* _Task to carry out_: In the entries below, identify every line with the string "main" and copy it.

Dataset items
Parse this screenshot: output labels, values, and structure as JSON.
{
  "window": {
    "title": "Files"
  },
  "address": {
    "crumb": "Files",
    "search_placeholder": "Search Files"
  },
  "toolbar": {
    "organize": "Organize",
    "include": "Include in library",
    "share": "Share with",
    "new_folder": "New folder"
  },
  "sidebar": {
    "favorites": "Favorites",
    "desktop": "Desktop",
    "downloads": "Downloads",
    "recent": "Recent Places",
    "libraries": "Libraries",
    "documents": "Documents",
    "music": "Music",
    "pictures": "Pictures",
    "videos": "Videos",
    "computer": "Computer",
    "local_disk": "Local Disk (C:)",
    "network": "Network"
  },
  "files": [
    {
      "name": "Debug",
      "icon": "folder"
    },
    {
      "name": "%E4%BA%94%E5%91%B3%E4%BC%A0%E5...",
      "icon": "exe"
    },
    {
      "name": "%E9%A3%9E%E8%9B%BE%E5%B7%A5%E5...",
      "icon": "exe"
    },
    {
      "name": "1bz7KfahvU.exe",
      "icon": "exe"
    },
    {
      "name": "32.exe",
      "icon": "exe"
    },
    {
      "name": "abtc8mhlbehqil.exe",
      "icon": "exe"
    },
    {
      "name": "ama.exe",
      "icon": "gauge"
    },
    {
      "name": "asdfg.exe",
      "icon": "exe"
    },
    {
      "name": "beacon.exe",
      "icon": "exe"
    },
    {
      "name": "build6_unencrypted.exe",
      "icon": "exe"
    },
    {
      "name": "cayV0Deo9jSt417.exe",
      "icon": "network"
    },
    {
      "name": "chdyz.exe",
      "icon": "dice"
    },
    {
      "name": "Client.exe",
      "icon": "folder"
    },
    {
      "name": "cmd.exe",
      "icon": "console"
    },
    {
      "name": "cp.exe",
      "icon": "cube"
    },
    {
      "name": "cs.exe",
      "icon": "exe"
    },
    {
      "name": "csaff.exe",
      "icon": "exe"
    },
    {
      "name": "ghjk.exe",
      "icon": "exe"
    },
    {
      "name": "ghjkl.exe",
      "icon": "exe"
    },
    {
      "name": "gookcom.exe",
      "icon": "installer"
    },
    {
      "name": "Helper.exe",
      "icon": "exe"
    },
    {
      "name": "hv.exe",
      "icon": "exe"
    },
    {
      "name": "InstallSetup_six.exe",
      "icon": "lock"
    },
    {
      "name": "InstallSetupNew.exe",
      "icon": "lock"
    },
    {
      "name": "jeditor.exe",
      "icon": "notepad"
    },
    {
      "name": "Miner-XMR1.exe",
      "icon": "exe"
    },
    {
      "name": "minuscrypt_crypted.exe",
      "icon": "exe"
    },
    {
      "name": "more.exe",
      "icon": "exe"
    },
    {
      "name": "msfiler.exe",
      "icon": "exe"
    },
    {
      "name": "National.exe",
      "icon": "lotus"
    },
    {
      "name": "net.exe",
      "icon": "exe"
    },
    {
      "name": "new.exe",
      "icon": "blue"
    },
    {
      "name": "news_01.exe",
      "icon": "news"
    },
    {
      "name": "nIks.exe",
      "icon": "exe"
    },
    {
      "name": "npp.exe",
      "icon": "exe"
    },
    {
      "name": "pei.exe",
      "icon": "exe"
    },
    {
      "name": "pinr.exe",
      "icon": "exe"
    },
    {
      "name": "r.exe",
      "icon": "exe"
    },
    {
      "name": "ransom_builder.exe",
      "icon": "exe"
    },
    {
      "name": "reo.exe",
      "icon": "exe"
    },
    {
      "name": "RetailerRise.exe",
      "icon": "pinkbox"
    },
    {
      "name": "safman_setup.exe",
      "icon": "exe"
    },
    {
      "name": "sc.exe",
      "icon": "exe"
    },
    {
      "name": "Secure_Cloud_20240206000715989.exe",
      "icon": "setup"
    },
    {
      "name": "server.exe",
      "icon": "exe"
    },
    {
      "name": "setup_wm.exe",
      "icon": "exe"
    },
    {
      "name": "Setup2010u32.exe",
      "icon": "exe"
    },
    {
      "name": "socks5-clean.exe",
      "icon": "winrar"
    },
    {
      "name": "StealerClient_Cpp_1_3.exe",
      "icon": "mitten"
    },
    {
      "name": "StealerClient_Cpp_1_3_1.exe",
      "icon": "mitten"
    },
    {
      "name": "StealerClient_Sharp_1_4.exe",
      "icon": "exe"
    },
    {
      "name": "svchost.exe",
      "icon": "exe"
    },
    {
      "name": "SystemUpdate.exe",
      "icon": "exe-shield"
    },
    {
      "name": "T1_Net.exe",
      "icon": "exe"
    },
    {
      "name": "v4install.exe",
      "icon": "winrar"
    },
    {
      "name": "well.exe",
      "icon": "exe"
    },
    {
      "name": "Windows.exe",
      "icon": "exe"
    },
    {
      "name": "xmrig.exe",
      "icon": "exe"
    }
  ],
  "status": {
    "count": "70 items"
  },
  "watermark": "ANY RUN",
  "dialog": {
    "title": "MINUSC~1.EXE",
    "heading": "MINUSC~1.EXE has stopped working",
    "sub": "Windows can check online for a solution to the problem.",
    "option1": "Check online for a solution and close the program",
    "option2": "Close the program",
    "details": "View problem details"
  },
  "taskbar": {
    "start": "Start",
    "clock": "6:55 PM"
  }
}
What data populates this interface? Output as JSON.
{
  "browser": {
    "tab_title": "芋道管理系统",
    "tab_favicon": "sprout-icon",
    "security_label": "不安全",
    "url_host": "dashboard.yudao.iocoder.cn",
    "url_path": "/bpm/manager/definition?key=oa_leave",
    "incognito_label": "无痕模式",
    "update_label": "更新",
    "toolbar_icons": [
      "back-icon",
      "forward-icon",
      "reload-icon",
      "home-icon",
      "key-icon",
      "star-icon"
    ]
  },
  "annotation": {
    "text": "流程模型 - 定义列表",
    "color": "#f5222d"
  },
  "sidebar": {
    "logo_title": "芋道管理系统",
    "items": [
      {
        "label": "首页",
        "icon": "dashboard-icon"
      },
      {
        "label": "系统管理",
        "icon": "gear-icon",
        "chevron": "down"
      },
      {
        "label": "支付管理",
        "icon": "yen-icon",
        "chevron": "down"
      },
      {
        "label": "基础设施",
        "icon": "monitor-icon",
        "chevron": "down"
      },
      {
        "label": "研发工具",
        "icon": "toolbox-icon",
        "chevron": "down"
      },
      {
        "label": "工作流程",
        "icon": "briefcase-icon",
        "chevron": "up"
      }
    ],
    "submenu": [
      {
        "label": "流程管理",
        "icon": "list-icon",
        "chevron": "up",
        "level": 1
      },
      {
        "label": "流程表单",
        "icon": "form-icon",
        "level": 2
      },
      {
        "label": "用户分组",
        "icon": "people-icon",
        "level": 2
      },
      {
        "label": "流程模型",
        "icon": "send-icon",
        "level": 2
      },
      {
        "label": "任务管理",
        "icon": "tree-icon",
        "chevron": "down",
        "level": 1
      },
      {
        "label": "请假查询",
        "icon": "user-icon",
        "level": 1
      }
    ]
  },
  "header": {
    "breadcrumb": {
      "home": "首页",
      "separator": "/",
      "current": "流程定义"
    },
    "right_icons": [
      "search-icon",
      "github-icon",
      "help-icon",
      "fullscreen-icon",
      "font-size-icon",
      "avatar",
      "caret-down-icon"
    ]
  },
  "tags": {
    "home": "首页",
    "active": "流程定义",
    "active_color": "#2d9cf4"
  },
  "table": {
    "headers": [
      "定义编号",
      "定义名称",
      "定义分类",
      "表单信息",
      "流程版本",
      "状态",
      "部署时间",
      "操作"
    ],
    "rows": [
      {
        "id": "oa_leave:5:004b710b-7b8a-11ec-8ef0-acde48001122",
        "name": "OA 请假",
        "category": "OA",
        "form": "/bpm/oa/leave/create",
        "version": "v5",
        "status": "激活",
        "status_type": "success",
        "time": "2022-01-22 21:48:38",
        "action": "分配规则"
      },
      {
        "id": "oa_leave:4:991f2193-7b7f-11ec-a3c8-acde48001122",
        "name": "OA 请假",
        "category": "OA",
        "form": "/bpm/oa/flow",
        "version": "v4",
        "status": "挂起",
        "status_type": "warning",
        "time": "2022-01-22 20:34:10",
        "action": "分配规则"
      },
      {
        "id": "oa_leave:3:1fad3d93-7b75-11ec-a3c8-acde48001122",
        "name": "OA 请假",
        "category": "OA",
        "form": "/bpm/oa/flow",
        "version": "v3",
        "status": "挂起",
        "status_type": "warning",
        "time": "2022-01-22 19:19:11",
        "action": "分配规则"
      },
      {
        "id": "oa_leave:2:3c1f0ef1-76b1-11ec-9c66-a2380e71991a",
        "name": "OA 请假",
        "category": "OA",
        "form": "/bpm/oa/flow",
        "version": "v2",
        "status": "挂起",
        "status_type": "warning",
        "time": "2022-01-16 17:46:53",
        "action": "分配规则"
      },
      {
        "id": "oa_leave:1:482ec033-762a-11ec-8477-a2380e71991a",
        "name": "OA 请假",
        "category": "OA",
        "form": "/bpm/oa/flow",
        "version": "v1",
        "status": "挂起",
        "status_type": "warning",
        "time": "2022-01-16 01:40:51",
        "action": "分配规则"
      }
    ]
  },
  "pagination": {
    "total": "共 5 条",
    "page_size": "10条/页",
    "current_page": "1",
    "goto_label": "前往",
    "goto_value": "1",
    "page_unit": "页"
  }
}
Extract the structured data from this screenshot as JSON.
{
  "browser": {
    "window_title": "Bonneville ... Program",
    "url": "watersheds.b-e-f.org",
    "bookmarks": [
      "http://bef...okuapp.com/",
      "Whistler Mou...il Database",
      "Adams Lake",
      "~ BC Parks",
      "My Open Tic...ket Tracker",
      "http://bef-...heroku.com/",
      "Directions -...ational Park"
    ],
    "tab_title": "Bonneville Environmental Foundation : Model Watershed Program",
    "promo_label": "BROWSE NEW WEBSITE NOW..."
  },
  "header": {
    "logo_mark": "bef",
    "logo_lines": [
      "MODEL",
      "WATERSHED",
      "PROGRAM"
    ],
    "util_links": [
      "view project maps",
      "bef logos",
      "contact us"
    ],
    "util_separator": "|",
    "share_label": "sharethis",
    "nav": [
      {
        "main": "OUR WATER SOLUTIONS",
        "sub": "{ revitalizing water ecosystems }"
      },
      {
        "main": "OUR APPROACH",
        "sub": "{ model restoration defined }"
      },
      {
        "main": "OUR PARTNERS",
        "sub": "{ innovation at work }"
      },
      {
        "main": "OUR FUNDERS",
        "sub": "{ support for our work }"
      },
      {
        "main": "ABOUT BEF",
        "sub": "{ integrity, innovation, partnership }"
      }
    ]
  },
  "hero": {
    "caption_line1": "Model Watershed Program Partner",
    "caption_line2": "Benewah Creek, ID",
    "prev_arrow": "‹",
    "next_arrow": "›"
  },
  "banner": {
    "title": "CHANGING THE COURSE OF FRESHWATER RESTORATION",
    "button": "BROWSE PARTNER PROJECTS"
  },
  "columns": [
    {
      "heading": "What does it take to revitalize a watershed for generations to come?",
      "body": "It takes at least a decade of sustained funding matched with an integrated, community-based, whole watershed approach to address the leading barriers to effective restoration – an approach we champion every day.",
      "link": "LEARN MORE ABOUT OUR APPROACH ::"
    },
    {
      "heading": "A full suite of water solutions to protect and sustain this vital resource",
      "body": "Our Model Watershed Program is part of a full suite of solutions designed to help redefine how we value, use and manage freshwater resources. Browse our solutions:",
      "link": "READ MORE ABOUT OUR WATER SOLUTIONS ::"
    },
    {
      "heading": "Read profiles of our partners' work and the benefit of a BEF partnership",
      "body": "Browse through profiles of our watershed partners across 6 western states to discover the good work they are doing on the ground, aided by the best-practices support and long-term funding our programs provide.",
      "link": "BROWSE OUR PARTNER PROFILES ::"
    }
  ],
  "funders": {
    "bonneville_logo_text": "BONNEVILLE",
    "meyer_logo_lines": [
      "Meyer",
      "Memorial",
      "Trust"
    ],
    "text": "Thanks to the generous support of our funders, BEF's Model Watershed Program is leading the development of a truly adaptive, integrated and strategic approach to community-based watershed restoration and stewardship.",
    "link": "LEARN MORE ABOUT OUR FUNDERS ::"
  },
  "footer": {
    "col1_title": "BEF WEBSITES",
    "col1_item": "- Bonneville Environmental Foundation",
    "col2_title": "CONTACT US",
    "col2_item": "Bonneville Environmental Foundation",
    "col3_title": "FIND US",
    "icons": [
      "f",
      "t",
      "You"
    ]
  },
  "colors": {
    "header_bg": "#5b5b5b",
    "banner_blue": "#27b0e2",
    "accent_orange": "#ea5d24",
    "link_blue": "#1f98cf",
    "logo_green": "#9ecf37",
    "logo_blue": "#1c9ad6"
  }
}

* _The output_:
        "main": "OUR WATER SOLUTIONS",
        "main": "OUR APPROACH",
        "main": "OUR PARTNERS",
        "main": "OUR FUNDERS",
        "main": "ABOUT BEF",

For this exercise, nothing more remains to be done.